**GOAL:** Copy the lines in the records below verbatim, starting at the line that contains "- bar-0-4: [418, 199, 445, 370]" and stopping after the line that contains "- chart-title: 足立区財政規模推移: [193, 16, 401, 41]".

##############################

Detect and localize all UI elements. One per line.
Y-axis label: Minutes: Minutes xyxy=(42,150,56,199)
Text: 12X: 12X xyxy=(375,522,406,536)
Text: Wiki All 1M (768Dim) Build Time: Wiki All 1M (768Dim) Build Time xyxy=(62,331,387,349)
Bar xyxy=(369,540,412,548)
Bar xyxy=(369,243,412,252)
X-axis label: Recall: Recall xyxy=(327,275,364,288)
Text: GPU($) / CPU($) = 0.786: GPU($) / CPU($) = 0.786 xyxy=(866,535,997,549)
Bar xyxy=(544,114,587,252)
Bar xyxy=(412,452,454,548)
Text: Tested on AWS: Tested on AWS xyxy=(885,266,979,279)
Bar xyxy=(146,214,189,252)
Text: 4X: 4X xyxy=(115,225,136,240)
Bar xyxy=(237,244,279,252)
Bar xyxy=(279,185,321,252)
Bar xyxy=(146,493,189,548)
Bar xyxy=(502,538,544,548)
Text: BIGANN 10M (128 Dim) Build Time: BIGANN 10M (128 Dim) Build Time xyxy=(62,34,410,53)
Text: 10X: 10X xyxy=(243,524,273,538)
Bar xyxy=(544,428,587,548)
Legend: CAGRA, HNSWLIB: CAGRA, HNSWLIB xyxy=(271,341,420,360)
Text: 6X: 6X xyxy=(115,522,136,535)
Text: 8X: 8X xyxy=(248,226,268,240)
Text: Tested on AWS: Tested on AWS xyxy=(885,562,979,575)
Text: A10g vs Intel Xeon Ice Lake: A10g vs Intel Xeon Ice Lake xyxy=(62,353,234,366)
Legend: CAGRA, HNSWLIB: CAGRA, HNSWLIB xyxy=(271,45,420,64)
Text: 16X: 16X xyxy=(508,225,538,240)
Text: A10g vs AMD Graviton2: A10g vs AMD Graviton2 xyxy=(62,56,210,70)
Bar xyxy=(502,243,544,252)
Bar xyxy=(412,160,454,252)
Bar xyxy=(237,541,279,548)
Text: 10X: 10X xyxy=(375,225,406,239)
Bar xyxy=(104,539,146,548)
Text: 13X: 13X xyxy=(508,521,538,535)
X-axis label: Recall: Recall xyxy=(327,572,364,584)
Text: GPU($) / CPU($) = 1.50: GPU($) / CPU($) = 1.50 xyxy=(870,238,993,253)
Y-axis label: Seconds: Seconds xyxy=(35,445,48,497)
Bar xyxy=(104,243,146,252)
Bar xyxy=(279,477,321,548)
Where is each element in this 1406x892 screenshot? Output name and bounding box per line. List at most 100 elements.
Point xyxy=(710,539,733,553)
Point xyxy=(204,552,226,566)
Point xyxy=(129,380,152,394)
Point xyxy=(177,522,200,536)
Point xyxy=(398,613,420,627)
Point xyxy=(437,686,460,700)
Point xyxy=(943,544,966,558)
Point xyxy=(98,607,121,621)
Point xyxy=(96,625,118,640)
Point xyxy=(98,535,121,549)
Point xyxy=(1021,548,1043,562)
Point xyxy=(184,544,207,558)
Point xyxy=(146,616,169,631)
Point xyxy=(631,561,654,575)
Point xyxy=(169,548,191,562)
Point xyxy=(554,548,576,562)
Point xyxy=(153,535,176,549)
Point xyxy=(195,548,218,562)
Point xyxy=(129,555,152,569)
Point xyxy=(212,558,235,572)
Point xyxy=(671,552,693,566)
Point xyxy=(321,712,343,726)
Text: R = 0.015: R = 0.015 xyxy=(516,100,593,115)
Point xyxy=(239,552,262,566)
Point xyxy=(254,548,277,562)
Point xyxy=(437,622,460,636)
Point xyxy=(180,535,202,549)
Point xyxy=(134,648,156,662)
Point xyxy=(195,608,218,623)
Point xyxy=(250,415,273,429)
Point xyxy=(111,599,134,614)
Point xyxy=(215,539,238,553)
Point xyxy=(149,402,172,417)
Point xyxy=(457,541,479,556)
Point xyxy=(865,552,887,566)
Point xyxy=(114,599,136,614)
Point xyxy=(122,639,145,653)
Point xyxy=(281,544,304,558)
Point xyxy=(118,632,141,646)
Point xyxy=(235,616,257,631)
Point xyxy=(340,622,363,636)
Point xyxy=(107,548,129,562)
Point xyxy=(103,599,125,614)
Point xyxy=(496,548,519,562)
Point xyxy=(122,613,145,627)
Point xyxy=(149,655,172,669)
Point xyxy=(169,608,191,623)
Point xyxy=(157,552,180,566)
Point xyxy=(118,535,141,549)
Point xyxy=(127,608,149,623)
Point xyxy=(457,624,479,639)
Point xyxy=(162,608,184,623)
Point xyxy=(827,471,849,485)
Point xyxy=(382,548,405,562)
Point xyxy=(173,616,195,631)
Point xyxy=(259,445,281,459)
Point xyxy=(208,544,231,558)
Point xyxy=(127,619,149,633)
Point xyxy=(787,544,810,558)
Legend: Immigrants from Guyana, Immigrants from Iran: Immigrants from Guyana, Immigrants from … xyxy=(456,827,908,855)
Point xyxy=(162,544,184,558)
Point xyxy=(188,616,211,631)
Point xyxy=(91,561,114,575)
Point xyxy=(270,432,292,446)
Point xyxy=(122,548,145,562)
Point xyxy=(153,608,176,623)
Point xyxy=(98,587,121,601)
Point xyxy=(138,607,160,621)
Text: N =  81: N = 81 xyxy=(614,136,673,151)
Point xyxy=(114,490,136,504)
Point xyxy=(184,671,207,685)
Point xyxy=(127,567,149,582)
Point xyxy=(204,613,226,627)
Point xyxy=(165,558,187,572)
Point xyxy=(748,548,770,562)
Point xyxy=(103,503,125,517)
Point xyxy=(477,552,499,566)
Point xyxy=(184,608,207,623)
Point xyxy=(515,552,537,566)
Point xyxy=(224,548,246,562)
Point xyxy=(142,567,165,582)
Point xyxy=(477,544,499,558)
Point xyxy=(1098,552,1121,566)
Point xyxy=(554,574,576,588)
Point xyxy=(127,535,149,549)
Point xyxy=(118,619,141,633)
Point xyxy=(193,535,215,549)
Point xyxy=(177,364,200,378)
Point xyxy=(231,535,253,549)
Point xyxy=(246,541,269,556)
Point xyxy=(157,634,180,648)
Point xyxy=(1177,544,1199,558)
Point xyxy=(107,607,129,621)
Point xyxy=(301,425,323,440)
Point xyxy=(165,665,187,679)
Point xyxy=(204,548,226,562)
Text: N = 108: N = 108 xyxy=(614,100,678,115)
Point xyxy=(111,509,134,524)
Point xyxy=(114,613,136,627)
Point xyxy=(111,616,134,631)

##############################

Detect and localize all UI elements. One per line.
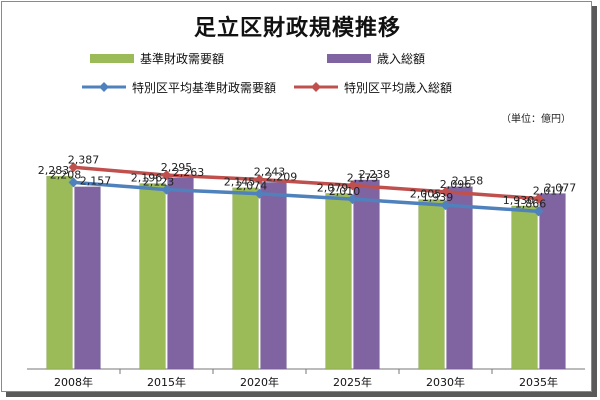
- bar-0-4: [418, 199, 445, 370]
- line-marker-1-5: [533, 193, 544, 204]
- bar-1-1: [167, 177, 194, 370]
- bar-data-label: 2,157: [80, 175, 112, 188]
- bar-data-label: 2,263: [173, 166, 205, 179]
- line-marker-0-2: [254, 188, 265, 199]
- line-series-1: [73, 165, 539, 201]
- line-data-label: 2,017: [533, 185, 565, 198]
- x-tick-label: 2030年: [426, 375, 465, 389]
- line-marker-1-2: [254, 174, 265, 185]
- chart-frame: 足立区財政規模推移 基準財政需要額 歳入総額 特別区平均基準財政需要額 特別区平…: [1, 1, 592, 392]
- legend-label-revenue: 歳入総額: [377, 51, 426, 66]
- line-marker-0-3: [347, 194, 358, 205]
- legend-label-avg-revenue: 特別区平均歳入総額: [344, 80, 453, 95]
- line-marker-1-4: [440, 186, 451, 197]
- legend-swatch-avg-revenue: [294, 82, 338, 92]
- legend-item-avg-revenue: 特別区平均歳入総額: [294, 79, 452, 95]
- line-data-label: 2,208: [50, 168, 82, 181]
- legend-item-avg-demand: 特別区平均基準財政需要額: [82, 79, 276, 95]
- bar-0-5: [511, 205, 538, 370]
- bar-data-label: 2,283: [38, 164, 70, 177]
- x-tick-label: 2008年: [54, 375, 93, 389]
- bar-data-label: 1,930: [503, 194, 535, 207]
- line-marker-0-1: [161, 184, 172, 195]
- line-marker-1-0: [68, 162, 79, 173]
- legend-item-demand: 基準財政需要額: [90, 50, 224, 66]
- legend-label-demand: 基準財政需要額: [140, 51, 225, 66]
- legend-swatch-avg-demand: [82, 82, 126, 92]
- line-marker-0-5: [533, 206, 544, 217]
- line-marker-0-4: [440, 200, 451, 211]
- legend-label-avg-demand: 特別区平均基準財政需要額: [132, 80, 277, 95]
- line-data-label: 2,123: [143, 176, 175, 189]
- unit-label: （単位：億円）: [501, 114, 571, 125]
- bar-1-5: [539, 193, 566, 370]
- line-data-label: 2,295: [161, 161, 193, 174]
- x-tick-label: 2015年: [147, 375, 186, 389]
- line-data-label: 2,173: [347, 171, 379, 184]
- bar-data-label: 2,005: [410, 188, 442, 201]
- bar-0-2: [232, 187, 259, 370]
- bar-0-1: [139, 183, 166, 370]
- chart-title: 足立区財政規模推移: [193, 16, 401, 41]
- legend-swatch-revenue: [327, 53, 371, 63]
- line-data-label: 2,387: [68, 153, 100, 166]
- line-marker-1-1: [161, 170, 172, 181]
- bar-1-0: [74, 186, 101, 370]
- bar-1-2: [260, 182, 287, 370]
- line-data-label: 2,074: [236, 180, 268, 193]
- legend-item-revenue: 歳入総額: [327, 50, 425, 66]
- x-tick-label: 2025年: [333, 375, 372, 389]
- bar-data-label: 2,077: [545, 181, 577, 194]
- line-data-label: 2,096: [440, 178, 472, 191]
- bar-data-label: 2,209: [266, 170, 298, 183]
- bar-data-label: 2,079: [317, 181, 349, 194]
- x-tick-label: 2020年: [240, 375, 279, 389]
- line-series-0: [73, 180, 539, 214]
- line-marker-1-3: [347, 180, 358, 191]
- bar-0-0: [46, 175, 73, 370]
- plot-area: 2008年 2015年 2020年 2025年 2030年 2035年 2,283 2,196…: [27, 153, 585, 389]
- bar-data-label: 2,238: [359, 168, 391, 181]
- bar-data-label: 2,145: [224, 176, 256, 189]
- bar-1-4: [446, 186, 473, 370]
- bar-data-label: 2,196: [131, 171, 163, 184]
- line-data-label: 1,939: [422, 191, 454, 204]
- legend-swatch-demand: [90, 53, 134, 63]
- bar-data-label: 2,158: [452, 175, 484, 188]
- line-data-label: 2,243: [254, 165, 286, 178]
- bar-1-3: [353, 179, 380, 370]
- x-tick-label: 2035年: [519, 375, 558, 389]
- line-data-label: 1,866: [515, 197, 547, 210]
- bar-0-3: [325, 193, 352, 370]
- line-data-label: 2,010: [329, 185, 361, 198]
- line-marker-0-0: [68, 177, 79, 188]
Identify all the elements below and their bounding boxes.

##############################

**THE ANSWER:**
- bar-0-4: [418, 199, 445, 370]
- line-marker-1-5: [533, 193, 544, 204]
- bar-1-1: [167, 177, 194, 370]
- bar-data-label: 2,157: [80, 175, 112, 188]
- bar-data-label: 2,263: [173, 166, 205, 179]
- line-marker-0-2: [254, 188, 265, 199]
- line-series-1: [73, 165, 539, 201]
- line-data-label: 2,017: [533, 185, 565, 198]
- x-tick-label: 2030年: [426, 375, 465, 389]
- line-marker-1-2: [254, 174, 265, 185]
- chart-frame: 足立区財政規模推移 基準財政需要額 歳入総額 特別区平均基準財政需要額 特別区平…: [1, 1, 592, 392]
- legend-label-revenue: 歳入総額: [377, 51, 426, 66]
- line-marker-0-3: [347, 194, 358, 205]
- legend-label-avg-revenue: 特別区平均歳入総額: [344, 80, 453, 95]
- line-marker-1-4: [440, 186, 451, 197]
- legend-swatch-avg-revenue: [294, 82, 338, 92]
- legend-item-avg-revenue: 特別区平均歳入総額: [294, 79, 452, 95]
- line-data-label: 2,208: [50, 168, 82, 181]
- legend-item-avg-demand: 特別区平均基準財政需要額: [82, 79, 276, 95]
- bar-0-5: [511, 205, 538, 370]
- bar-data-label: 2,283: [38, 164, 70, 177]
- x-tick-label: 2008年: [54, 375, 93, 389]
- bar-data-label: 1,930: [503, 194, 535, 207]
- line-marker-0-1: [161, 184, 172, 195]
- line-marker-1-0: [68, 162, 79, 173]
- legend-item-demand: 基準財政需要額: [90, 50, 224, 66]
- legend-label-demand: 基準財政需要額: [140, 51, 225, 66]
- legend-swatch-avg-demand: [82, 82, 126, 92]
- line-marker-0-5: [533, 206, 544, 217]
- line-marker-0-4: [440, 200, 451, 211]
- legend-label-avg-demand: 特別区平均基準財政需要額: [132, 80, 277, 95]
- line-data-label: 2,123: [143, 176, 175, 189]
- unit-label: （単位：億円）: [501, 114, 571, 125]
- bar-1-5: [539, 193, 566, 370]
- line-data-label: 2,295: [161, 161, 193, 174]
- x-tick-label: 2015年: [147, 375, 186, 389]
- line-data-label: 2,173: [347, 171, 379, 184]
- bar-data-label: 2,005: [410, 188, 442, 201]
- bar-0-2: [232, 187, 259, 370]
- bar-0-1: [139, 183, 166, 370]
- chart-title: 足立区財政規模推移: [193, 16, 401, 41]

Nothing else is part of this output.